EXERCISE GOAL: State how many lines contain the string "color", and write nothing else.

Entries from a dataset
# # # #

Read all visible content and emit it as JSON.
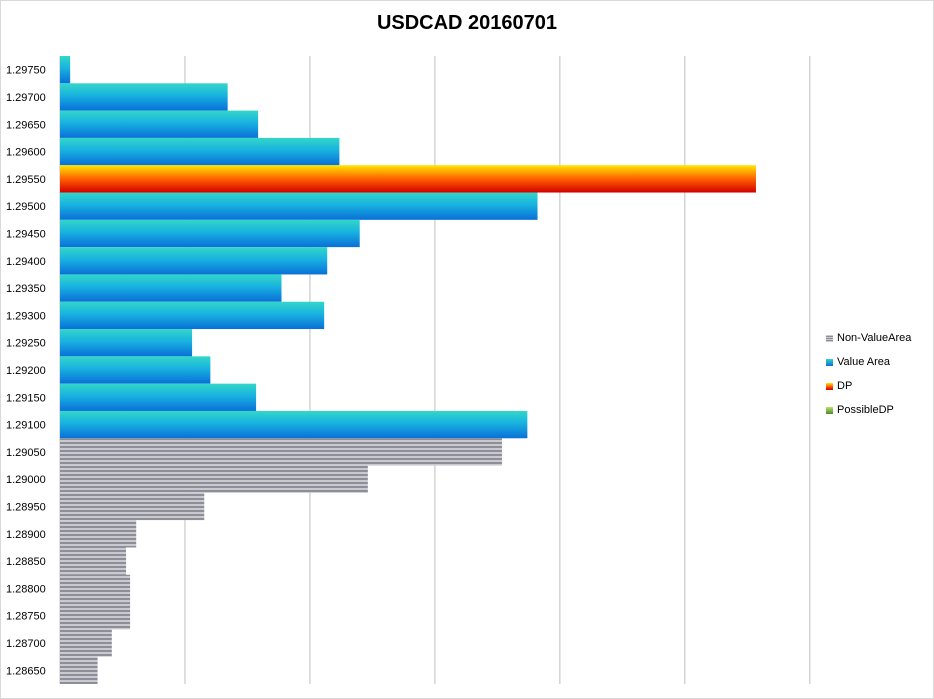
{
  "chart_data": {
    "type": "bar",
    "orientation": "horizontal",
    "title": "USDCAD 20160701",
    "categories": [
      "1.29750",
      "1.29700",
      "1.29650",
      "1.29600",
      "1.29550",
      "1.29500",
      "1.29450",
      "1.29400",
      "1.29350",
      "1.29300",
      "1.29250",
      "1.29200",
      "1.29150",
      "1.29100",
      "1.29050",
      "1.29000",
      "1.28950",
      "1.28900",
      "1.28850",
      "1.28800",
      "1.28750",
      "1.28700",
      "1.28650"
    ],
    "values": [
      1,
      16.5,
      19.5,
      27.5,
      68.5,
      47,
      29.5,
      26.3,
      21.8,
      26,
      13,
      14.8,
      19.3,
      46,
      43.5,
      30.3,
      14.2,
      7.5,
      6.5,
      6.9,
      6.9,
      5.1,
      3.7
    ],
    "bar_class": [
      "value",
      "value",
      "value",
      "value",
      "dp",
      "value",
      "value",
      "value",
      "value",
      "value",
      "value",
      "value",
      "value",
      "value",
      "nonvalue",
      "nonvalue",
      "nonvalue",
      "nonvalue",
      "nonvalue",
      "nonvalue",
      "nonvalue",
      "nonvalue",
      "nonvalue"
    ],
    "xlim": [
      0,
      85
    ],
    "x_grid_step": 12.3,
    "grid": true,
    "legend": [
      {
        "name": "Non-ValueArea",
        "key": "nonvalue",
        "color": "#a6a6ad"
      },
      {
        "name": "Value Area",
        "key": "value",
        "color": "#1aa0d6"
      },
      {
        "name": "DP",
        "key": "dp",
        "color": "#ff6000"
      },
      {
        "name": "PossibleDP",
        "key": "possibledp",
        "color": "#76a836"
      }
    ],
    "legend_position": "right"
  }
}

# # # #

RESPONSE TO THIS TASK: 4